Written exercise:
Extract all lines containing "Averhoff".

The records:
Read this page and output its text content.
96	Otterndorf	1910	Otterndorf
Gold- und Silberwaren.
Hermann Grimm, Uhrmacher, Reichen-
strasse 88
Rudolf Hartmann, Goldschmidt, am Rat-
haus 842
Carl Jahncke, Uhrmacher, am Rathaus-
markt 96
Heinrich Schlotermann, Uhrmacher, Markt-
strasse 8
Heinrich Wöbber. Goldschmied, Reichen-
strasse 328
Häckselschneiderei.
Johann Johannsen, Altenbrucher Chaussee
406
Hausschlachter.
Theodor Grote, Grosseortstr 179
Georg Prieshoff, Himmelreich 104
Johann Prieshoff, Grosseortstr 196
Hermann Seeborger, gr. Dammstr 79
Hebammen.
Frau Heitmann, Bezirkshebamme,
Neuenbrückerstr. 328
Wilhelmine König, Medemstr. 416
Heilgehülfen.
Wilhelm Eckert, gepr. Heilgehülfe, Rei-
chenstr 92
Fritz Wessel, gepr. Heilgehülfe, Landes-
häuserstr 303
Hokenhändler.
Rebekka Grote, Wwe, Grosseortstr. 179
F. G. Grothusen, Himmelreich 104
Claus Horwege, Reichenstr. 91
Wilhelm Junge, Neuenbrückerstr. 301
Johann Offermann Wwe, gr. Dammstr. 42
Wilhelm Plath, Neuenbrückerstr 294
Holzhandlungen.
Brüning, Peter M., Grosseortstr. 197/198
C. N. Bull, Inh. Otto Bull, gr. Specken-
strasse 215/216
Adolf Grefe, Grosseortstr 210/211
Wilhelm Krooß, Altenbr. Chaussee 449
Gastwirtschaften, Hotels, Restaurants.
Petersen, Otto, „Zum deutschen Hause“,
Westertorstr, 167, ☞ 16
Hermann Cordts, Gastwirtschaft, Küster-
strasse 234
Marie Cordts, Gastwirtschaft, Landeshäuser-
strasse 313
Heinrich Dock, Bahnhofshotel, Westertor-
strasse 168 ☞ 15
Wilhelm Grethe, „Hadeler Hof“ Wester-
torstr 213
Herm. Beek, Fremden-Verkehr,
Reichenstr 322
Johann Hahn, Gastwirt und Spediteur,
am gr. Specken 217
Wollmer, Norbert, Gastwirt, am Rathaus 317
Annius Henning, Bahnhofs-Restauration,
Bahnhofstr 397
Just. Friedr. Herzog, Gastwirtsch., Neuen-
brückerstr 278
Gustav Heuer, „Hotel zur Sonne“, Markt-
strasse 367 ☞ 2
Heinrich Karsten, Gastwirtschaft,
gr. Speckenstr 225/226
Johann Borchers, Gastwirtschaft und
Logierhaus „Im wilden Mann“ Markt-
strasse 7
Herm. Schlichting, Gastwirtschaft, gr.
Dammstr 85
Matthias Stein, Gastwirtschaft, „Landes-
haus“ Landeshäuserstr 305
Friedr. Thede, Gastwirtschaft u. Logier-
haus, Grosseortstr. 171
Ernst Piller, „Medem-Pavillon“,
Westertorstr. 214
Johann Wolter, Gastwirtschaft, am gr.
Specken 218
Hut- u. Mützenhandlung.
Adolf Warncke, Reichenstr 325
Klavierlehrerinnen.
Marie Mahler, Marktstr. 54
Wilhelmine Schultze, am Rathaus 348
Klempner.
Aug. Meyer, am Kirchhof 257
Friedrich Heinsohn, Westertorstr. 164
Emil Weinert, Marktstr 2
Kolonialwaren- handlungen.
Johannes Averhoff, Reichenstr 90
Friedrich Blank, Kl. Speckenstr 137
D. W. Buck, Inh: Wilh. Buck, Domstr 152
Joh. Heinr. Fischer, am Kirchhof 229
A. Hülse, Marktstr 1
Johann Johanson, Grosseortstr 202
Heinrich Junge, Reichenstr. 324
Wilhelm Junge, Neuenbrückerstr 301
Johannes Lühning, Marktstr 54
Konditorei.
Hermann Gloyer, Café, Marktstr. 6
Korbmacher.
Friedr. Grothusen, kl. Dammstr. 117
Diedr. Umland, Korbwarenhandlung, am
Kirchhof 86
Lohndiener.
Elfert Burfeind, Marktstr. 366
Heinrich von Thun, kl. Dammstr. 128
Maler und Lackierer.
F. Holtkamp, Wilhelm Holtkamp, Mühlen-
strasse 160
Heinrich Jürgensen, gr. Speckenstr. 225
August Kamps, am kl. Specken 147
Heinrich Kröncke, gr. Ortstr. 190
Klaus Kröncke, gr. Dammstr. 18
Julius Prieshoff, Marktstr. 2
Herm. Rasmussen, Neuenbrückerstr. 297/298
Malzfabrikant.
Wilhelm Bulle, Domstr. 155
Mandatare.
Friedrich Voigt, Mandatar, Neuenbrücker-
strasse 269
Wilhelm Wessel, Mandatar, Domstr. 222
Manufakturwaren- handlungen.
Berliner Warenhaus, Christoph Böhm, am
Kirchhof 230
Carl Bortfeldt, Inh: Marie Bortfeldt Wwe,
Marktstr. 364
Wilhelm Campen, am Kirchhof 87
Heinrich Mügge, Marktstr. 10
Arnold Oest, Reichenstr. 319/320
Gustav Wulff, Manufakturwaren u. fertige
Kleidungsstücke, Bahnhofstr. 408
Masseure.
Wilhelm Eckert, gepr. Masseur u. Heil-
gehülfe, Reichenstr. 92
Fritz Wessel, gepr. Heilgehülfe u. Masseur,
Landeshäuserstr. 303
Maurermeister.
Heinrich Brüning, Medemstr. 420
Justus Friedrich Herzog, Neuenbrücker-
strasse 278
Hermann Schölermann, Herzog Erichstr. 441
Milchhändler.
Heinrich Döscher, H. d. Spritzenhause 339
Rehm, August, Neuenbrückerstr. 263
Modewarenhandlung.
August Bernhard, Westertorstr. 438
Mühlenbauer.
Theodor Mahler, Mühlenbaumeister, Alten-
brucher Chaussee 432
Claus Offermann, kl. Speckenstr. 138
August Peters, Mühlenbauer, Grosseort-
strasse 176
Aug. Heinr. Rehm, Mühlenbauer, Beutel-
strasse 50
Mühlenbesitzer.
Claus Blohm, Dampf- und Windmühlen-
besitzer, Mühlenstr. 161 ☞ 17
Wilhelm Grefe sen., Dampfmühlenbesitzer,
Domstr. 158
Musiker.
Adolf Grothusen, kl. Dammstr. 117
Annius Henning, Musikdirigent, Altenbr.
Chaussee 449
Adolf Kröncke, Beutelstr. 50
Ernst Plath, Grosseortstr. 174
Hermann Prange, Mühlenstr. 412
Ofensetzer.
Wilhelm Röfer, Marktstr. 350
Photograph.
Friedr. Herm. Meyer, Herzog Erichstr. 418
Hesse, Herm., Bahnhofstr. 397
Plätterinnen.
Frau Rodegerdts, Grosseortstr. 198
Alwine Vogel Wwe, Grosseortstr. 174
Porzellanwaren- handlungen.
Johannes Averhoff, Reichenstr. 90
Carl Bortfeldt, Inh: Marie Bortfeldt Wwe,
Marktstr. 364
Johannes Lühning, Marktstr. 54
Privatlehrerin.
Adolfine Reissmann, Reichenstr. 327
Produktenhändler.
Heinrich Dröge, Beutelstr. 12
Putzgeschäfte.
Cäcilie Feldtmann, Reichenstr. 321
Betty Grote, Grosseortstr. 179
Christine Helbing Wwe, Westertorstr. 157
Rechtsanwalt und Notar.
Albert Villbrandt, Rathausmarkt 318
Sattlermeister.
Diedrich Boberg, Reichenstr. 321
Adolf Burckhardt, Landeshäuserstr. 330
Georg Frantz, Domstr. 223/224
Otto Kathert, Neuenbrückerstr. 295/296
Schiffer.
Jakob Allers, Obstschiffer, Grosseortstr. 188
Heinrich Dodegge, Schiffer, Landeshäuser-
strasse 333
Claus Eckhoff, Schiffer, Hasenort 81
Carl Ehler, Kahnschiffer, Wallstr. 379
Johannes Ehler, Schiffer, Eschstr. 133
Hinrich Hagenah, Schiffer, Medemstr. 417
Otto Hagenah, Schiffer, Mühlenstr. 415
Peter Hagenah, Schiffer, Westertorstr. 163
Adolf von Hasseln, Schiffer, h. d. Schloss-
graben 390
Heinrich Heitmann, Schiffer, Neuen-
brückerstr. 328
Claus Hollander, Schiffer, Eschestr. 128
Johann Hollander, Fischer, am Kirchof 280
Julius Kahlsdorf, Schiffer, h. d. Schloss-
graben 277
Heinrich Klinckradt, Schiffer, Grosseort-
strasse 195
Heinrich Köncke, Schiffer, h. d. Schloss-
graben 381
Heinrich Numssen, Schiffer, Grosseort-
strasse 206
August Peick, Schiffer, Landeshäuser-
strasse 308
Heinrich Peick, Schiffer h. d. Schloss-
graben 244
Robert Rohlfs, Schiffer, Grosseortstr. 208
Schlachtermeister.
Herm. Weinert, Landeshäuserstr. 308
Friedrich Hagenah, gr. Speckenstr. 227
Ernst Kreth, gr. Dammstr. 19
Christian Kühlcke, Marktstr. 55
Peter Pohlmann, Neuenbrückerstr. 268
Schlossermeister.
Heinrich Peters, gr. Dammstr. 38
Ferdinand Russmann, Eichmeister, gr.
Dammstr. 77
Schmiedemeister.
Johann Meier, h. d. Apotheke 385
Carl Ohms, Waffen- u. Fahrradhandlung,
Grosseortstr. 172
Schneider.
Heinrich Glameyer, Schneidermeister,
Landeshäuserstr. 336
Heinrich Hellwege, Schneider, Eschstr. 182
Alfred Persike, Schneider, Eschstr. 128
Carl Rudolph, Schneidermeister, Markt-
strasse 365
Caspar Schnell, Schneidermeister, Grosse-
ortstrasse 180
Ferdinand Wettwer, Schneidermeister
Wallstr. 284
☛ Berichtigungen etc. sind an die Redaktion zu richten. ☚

Written response:
Johannes Averhoff, Reichenstr 90
Johannes Averhoff, Reichenstr. 90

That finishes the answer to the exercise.